◆ **Краткое упражнение 1**: Объясните, почему во фрагменте о ценностях после слов «Эти высшие объекты обычно в нашем языке называются ценностями» сделана оговорка «в нашем языке».

◆ **Фрагмент источника**:
И только возвышаясь над ней, следуя высшему назначению, мы можем что-то испытывать, а потом случившееся воспринимается как фонд человеческой души и человеческого бытия. Но это постфактум. Ничего этого не существует самого по себе так, чтобы это существование само собой разумелось и длилось бы, как механизм. Но мы ведь не в области механизма, а телоса, в сфере выполнений и реализаций чего-то преднамеренного, предпонимаемого, интендированного, если брать ученый термин из области так называемой феноменологии.
Эти высшие объекты обычно в нашем языке называются ценностями. Я сказал «в нашем языке», потому что наш язык искажает картину. Под ценностью имеется в виду нечто такое, что значимо для человека. Ценно для кого-то и для чего-то. Если мы говорим «ценность», то мы имеем в виду не сущее, а наше отношение к сущему или нечто по отношению к нам. Но мы же ввели принцип относительности. Тогда мы должны сказать, что и в действительности это так. Почему, скажем, в философии неокантианцев появился язык ценностей, который потом как пожар распространился по всей европейской философии, включая и нашу. Так вот, никакие это не ценности, а реальные явления и события. Не наше отношение к ним, а реальные события. Ценностное отношение — лишь некая превращенная идеологическая их видимость, доступная нам в нашем человеческом языке, доступная нашему ограниченному человеческим мозгом восприятию.

◆ **Краткое упражнение 2**: Соберите из перечня все строки, в которых встречается слово «header».

◆ **Предоставленный перечень**:
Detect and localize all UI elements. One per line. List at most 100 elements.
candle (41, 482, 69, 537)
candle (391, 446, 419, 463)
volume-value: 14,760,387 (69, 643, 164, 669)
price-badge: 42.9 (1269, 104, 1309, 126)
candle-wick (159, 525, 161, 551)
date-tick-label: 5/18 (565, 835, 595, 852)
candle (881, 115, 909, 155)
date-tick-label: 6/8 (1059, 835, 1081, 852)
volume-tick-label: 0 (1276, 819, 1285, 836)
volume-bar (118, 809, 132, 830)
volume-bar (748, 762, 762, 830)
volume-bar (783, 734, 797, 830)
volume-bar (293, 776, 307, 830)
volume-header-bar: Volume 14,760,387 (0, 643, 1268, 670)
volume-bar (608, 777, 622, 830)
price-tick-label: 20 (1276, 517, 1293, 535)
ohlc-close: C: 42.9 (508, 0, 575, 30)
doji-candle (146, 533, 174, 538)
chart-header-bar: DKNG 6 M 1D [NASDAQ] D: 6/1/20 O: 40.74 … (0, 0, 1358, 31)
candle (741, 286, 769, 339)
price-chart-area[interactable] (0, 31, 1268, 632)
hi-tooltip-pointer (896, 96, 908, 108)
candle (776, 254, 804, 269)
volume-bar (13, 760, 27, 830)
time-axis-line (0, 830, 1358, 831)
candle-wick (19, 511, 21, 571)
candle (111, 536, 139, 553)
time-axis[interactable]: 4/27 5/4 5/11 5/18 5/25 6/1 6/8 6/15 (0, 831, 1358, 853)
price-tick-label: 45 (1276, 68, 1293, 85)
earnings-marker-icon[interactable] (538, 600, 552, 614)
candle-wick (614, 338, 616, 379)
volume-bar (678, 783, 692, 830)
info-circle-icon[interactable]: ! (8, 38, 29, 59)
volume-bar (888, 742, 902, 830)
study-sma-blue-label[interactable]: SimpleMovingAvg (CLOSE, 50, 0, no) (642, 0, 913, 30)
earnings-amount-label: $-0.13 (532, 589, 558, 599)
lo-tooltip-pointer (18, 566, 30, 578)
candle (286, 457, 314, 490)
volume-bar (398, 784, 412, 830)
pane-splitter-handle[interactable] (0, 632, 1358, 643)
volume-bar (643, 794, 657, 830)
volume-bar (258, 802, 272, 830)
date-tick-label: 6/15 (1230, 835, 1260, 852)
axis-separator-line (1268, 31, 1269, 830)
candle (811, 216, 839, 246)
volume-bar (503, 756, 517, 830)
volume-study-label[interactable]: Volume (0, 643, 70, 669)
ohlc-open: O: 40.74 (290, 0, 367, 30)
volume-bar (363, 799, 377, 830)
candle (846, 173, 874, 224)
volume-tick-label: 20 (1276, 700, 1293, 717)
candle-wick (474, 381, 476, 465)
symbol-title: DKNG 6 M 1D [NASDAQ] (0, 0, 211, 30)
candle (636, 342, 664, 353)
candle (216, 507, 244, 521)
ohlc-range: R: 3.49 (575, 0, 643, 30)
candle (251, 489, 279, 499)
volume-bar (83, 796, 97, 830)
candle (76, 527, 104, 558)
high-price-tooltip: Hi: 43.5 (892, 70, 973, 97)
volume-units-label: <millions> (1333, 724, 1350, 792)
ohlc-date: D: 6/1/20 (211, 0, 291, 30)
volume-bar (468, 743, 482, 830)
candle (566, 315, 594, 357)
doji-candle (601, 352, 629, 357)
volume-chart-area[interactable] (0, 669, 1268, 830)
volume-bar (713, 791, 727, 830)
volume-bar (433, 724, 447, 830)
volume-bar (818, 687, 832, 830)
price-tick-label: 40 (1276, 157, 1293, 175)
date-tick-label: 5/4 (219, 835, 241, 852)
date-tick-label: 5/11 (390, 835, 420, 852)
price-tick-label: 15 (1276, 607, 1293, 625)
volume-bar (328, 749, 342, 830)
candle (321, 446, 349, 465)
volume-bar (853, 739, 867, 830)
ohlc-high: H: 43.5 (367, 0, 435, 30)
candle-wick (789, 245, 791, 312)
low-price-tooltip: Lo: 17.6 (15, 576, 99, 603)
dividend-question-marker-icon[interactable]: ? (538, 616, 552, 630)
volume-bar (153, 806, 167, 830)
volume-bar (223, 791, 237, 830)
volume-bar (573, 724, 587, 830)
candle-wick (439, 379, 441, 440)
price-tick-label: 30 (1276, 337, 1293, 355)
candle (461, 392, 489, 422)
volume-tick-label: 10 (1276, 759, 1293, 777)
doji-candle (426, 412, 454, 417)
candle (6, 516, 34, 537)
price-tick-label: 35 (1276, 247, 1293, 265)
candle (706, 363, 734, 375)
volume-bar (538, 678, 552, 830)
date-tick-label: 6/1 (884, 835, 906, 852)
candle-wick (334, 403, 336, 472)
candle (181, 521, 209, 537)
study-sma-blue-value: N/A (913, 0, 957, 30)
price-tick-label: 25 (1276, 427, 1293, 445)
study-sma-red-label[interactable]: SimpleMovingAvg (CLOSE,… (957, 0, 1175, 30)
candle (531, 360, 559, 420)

◆ **Полный ответ 1**: Оговорка сделана потому, что наш язык искажает картину.

◆ **Полный ответ 2**:
volume-header-bar: Volume 14,760,387 (0, 643, 1268, 670)
chart-header-bar: DKNG 6 M 1D [NASDAQ] D: 6/1/20 O: 40.74 … (0, 0, 1358, 31)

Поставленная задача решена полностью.